__Written exercise__
Look over the lines below. Report each one that includes the string "Enter".

__Task data__
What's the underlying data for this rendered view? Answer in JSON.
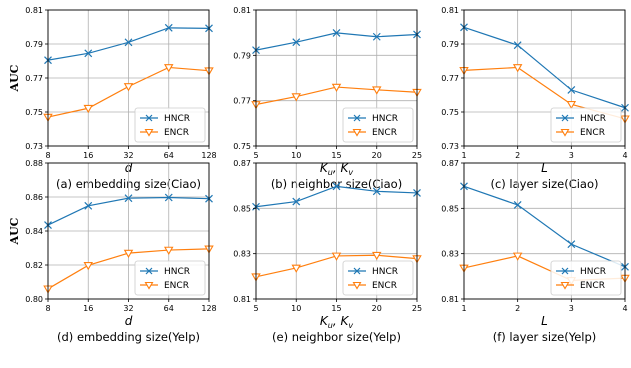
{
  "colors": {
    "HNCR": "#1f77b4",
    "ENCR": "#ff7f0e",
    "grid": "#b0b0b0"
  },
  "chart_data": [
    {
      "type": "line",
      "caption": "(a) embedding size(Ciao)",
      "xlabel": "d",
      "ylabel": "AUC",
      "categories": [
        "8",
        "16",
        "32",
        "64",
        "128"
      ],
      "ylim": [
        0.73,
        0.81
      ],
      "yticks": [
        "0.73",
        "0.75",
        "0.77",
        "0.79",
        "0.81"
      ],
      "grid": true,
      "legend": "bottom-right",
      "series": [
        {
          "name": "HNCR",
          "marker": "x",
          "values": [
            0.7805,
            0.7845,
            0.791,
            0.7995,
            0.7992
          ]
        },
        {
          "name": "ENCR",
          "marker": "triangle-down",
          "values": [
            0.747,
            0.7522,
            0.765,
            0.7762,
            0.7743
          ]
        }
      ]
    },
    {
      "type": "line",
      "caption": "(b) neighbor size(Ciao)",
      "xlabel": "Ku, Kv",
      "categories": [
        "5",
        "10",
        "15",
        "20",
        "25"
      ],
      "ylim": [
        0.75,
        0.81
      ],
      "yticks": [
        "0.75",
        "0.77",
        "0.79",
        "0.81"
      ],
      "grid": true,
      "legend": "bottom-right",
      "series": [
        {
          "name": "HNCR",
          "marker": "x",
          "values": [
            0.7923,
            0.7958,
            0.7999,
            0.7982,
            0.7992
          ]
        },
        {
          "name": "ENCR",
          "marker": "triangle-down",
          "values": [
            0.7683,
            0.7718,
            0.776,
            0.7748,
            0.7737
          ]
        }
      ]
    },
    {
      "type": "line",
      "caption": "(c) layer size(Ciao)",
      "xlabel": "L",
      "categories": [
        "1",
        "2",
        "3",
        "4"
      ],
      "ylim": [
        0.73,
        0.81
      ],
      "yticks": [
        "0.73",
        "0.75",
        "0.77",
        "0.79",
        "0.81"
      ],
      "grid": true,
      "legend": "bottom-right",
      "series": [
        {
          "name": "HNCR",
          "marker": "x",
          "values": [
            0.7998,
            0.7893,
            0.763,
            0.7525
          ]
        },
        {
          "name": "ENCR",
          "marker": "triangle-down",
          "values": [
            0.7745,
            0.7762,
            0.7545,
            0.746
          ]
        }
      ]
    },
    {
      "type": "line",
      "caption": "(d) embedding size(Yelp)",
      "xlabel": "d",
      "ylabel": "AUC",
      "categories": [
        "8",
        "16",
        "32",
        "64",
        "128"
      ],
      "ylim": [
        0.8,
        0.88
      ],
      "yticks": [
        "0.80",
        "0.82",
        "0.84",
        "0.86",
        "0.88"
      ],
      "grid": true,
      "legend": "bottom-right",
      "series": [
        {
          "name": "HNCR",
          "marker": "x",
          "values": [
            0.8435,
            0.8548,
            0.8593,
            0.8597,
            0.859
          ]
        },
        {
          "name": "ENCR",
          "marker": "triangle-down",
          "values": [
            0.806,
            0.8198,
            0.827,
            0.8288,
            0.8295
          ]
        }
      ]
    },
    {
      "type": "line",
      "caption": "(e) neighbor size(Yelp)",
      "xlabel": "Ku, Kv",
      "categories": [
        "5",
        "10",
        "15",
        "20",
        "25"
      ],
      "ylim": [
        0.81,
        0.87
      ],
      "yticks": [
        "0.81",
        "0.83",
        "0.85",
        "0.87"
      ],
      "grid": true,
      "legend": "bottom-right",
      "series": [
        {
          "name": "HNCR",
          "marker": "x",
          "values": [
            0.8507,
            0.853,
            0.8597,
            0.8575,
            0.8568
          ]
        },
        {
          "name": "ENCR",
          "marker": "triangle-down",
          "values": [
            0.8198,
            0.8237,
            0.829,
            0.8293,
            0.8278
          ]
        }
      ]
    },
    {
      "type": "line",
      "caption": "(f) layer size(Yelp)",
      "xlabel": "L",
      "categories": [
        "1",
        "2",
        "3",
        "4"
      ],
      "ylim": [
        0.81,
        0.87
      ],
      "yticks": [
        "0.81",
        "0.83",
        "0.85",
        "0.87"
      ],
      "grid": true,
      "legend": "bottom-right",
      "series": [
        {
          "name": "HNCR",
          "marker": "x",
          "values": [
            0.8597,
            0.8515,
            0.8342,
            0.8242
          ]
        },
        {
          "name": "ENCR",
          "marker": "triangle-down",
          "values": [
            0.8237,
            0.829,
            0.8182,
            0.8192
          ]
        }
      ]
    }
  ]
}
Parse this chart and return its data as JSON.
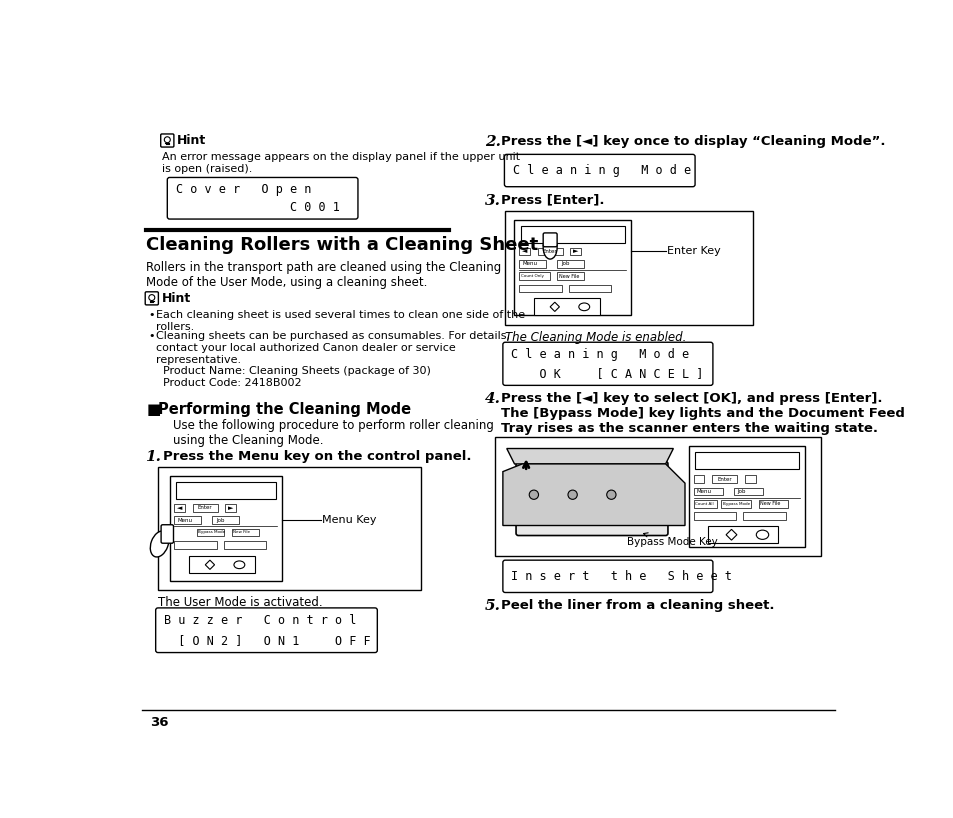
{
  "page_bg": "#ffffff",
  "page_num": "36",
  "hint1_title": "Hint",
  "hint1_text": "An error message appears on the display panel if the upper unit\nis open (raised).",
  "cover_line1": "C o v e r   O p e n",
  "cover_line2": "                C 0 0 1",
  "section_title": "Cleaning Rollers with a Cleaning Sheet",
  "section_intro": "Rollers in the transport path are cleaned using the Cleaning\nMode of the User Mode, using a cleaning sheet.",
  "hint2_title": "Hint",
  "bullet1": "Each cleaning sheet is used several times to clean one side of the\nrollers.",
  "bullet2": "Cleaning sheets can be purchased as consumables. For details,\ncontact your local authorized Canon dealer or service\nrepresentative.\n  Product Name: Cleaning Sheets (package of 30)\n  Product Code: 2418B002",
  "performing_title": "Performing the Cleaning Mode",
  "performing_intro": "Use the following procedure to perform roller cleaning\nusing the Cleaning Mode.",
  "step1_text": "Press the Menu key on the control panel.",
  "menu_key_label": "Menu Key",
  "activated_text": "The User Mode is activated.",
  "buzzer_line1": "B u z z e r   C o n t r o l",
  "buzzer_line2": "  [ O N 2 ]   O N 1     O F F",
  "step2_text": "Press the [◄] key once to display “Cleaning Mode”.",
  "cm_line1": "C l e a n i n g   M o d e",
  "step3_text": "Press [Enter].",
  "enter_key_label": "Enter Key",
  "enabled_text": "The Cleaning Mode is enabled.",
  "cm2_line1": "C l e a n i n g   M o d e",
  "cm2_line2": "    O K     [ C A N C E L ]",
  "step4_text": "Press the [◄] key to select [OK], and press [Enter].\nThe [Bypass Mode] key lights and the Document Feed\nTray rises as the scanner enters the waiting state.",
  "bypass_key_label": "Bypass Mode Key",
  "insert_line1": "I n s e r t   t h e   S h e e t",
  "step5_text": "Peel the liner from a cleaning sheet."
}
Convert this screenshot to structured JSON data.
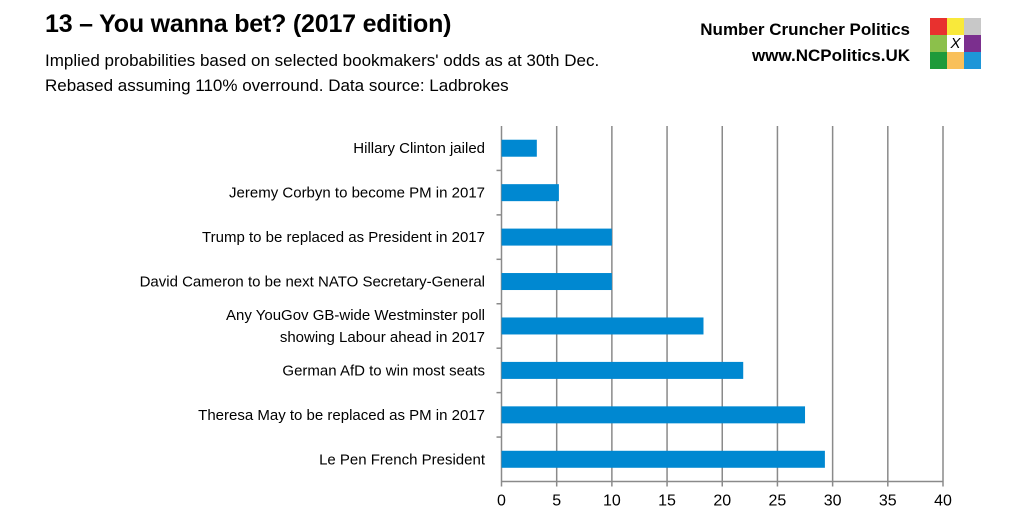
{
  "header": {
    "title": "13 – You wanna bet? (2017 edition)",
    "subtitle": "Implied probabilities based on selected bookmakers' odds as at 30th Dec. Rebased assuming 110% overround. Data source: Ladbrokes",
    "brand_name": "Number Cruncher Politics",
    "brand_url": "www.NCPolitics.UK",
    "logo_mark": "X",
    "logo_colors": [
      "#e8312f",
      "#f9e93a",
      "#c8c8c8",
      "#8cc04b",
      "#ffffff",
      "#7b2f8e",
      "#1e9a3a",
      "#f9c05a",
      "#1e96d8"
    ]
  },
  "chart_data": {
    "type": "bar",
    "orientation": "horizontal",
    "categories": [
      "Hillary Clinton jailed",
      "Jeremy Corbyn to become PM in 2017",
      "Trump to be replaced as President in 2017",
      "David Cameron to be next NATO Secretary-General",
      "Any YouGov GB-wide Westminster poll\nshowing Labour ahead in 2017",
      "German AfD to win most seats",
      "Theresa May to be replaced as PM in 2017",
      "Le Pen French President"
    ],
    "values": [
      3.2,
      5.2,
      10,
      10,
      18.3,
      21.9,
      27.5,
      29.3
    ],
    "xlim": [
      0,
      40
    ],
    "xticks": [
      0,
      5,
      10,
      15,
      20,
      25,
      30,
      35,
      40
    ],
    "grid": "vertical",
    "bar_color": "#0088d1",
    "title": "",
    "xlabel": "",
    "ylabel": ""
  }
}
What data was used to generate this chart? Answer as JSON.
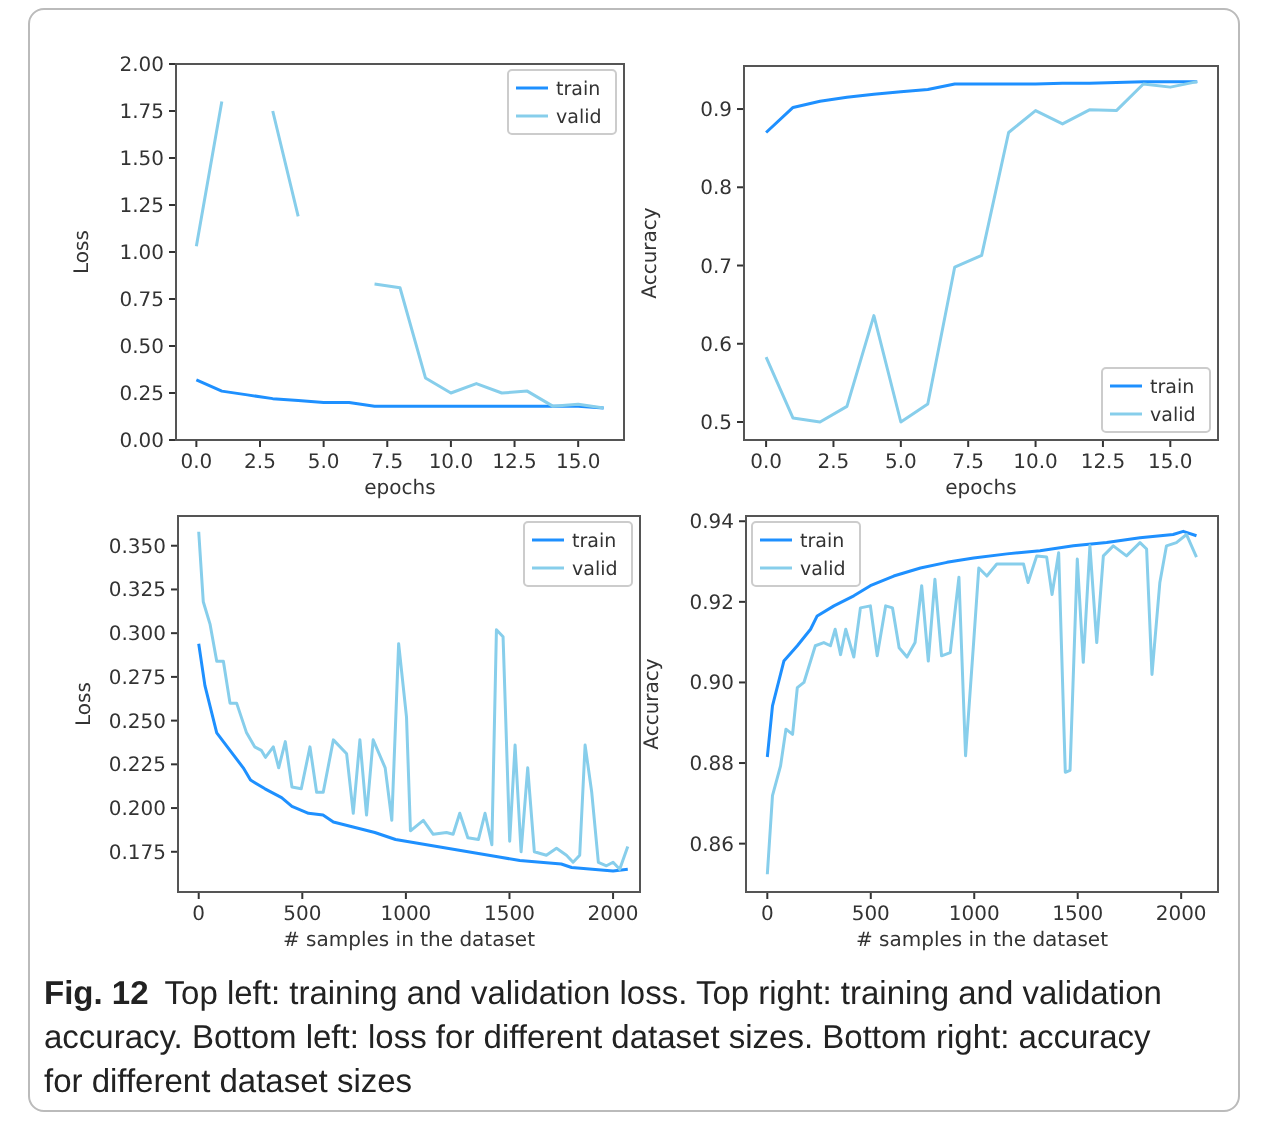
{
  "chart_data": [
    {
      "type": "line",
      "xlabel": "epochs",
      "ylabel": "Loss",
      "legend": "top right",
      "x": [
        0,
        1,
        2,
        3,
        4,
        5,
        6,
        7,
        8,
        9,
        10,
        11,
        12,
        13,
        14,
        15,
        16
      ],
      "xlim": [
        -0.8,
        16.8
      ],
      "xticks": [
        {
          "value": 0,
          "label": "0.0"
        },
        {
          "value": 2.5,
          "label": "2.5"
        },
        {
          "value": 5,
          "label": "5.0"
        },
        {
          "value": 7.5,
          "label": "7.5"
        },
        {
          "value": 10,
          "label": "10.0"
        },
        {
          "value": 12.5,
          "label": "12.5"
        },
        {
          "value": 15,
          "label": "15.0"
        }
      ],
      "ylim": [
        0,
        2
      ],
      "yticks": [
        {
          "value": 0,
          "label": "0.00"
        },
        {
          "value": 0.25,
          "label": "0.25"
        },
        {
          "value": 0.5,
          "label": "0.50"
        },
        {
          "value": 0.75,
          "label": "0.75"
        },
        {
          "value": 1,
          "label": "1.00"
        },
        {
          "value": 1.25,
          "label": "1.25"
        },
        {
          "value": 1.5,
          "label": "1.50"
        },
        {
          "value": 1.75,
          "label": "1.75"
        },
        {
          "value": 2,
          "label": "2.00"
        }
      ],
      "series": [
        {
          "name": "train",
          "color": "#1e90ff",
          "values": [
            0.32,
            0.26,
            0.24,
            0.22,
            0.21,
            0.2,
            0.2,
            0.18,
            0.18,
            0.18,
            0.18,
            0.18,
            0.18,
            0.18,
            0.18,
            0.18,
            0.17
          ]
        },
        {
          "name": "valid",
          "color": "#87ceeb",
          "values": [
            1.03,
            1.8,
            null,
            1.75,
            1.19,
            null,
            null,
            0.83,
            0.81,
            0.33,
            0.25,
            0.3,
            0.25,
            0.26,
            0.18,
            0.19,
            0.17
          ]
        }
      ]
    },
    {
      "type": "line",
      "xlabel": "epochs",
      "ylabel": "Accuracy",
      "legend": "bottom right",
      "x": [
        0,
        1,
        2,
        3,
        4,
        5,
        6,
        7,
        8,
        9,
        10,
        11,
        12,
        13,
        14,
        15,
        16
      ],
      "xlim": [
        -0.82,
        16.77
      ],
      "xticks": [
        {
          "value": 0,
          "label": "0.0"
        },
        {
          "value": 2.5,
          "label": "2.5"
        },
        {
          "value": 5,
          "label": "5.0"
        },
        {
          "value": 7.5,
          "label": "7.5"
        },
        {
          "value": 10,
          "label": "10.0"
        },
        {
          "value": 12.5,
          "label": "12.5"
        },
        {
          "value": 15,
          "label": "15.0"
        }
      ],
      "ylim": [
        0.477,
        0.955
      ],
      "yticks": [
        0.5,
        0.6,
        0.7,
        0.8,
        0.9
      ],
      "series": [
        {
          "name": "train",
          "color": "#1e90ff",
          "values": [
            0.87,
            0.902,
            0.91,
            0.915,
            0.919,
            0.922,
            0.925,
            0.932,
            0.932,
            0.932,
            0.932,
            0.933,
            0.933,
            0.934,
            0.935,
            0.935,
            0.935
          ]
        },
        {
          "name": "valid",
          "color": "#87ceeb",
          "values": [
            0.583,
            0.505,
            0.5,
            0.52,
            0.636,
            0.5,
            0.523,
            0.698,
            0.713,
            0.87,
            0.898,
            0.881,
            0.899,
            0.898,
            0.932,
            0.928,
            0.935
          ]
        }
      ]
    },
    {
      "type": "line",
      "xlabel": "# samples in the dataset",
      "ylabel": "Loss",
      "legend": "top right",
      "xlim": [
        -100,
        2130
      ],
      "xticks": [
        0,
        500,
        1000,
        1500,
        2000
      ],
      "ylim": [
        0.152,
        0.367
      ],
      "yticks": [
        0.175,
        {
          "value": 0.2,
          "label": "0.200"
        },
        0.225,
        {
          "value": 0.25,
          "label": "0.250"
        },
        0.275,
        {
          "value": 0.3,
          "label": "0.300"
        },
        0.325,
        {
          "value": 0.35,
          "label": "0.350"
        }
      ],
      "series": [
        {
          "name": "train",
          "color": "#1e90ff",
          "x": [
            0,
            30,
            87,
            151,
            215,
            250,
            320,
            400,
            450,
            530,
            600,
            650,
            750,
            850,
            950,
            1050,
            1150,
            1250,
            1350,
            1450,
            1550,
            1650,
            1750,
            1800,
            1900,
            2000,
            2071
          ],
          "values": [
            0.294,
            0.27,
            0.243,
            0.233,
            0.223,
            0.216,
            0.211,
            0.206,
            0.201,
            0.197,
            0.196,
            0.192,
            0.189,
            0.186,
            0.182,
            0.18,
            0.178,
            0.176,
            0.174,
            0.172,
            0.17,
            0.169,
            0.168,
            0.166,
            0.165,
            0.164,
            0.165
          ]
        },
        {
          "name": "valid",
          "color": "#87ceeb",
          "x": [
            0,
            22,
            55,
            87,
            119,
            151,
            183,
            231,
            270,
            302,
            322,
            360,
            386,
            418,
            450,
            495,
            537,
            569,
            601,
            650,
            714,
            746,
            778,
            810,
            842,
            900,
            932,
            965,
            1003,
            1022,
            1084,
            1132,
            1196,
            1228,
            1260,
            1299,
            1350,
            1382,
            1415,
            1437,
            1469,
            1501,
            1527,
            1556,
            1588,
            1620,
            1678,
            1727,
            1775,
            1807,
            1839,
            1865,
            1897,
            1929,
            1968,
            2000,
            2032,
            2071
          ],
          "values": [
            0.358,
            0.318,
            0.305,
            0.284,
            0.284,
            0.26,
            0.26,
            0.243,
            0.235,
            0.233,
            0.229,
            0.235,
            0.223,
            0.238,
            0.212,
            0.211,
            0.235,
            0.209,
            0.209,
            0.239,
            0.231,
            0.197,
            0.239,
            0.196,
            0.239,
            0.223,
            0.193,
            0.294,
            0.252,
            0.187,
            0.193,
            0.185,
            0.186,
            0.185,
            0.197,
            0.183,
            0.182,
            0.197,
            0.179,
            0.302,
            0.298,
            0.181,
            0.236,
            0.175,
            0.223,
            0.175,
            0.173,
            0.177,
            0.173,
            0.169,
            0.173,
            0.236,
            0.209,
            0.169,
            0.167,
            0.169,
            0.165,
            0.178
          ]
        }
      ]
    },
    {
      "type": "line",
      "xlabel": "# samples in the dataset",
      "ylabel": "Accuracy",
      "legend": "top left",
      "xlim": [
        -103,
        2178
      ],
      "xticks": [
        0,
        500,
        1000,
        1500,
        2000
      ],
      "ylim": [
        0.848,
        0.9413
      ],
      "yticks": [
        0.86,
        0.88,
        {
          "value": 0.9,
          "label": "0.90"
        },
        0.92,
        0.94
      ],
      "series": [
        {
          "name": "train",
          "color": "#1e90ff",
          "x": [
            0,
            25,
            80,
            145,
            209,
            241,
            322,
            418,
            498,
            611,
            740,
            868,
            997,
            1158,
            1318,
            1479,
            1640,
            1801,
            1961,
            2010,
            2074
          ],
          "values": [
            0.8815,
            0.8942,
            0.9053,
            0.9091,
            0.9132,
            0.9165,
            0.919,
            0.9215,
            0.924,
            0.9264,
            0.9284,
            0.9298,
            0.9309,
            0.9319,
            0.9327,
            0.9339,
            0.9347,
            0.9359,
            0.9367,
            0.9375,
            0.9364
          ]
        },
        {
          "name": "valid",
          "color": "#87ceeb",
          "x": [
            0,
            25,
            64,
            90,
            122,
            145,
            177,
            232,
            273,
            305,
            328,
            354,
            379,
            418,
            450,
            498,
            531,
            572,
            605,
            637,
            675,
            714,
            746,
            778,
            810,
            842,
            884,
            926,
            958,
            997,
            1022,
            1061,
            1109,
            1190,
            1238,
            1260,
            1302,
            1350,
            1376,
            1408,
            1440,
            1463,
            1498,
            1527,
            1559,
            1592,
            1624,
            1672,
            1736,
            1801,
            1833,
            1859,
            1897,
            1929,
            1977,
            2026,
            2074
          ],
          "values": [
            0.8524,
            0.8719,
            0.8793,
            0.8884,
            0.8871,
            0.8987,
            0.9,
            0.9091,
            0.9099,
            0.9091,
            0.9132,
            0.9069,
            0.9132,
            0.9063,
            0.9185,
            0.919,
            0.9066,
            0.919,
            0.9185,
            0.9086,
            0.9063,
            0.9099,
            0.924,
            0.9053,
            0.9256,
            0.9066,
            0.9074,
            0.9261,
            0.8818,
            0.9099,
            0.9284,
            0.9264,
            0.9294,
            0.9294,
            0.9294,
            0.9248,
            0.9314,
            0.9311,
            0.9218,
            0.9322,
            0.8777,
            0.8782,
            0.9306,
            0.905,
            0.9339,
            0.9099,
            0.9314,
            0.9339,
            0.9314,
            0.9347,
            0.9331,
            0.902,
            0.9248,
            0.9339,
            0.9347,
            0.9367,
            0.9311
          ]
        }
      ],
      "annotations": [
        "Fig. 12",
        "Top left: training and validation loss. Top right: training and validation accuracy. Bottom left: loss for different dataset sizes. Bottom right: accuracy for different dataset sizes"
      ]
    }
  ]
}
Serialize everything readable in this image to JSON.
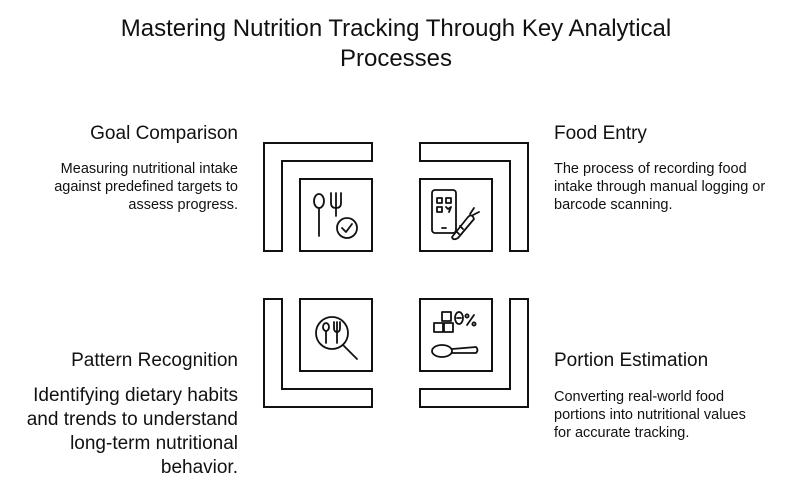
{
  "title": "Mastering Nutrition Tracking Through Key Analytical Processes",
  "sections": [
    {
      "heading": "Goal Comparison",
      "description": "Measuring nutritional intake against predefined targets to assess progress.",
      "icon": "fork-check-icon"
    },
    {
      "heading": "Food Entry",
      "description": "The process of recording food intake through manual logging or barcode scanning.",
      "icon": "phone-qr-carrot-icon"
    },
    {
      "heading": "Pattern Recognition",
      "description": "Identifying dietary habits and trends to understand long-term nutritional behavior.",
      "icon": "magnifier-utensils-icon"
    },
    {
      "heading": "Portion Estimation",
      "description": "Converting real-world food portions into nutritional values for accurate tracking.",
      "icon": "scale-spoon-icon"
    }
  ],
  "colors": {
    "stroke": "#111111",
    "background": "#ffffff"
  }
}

__Finished task__
  "step3_text": "Press [Enter].",
  "enter_key_label": "Enter Key",
  "step4_text": "Press the [◄] key to select [OK], and press [Enter].\nThe [Bypass Mode] key lights and the Document Feed\nTray rises as the scanner enters the waiting state.",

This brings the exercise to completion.